Filter this data down to the lines that hold "decomposition", and copy them.

> _RECORDS PROVIDED_
☆ ☆ ☆ ☆
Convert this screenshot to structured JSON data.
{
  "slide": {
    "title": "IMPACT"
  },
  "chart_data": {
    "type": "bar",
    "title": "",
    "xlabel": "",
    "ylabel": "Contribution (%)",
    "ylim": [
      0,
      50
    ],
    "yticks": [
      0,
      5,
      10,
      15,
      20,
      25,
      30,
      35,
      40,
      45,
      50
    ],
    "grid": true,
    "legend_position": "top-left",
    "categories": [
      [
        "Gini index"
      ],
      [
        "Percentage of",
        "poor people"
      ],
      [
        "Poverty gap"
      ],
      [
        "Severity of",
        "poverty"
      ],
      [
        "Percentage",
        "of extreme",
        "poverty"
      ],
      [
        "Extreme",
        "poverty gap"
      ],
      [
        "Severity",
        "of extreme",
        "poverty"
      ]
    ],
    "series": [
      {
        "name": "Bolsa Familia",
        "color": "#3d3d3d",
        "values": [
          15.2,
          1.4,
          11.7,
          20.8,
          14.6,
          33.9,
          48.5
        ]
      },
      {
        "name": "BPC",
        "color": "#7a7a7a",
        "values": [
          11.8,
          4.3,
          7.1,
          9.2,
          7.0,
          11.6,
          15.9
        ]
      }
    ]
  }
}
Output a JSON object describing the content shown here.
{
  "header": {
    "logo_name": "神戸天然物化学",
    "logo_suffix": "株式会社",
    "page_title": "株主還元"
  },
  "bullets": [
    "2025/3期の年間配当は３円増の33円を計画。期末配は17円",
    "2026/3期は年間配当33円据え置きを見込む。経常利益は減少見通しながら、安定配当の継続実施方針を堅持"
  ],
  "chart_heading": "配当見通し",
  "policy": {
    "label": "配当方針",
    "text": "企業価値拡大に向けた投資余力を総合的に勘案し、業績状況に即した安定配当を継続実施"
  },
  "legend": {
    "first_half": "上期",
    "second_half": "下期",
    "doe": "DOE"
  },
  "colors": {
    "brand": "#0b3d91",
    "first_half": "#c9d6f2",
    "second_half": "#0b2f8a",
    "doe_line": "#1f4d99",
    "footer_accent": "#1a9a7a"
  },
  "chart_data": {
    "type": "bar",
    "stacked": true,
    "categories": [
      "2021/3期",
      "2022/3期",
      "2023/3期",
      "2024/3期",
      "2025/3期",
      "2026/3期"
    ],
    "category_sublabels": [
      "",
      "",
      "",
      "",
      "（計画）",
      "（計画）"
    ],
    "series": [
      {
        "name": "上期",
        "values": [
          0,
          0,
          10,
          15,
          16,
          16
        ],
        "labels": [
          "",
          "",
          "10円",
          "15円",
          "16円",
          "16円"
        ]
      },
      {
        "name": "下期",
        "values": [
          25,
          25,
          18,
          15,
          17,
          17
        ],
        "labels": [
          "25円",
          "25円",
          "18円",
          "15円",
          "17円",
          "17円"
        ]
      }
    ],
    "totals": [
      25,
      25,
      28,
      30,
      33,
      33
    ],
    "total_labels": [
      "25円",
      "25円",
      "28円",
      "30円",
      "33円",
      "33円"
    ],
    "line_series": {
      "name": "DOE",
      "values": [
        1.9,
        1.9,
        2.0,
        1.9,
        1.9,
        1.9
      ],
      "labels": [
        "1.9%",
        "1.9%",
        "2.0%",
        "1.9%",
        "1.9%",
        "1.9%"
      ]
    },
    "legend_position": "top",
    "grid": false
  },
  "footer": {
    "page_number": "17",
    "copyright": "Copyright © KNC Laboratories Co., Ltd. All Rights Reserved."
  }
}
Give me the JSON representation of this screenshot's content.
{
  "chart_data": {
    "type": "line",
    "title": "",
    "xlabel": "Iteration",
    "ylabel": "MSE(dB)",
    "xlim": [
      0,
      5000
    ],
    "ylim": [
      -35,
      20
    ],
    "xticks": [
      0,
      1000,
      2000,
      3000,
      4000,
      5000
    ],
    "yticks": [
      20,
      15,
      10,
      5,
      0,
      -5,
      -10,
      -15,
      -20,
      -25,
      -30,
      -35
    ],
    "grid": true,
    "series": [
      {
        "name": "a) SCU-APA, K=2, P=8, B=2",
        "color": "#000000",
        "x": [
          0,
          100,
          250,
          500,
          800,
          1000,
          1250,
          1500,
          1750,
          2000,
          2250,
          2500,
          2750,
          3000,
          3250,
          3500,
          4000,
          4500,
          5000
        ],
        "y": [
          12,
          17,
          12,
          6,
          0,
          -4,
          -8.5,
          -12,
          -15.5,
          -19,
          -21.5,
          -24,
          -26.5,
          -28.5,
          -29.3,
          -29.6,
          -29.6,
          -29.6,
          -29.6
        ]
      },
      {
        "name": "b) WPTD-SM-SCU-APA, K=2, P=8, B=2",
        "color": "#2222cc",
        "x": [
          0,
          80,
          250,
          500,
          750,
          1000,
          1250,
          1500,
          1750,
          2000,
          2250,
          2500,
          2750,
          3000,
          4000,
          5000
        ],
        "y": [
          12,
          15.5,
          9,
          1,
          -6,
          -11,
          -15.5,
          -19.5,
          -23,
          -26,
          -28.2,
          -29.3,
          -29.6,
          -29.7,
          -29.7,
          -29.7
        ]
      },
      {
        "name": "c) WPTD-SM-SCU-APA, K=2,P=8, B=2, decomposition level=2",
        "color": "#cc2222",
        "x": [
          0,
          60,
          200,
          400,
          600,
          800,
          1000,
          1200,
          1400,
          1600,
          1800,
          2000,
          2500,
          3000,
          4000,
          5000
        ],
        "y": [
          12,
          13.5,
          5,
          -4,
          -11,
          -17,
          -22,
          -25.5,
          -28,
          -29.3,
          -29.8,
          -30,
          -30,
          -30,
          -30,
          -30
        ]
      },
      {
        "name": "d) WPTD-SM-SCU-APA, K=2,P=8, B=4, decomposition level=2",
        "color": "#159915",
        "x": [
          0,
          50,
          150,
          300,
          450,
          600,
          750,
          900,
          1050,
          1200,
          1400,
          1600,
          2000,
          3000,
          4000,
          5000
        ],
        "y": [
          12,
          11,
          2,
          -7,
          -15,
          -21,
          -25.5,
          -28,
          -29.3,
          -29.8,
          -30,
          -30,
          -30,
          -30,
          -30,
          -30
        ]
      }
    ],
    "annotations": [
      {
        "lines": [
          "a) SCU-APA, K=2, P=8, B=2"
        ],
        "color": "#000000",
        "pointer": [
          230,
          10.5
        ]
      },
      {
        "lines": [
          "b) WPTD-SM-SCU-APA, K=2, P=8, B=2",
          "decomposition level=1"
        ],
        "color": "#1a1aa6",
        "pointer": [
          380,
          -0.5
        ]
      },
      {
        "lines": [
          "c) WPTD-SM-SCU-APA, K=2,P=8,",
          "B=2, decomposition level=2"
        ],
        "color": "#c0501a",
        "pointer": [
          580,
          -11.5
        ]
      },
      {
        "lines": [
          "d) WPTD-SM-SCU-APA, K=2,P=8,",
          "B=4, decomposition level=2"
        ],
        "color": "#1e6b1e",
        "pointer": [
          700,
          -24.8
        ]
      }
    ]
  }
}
☆ ☆ ☆ ☆
> _WRITTEN REPLY_
        "name": "c) WPTD-SM-SCU-APA, K=2,P=8, B=2, decomposition level=2",
        "name": "d) WPTD-SM-SCU-APA, K=2,P=8, B=4, decomposition level=2",
          "decomposition level=1"
          "B=2, decomposition level=2"
          "B=4, decomposition level=2"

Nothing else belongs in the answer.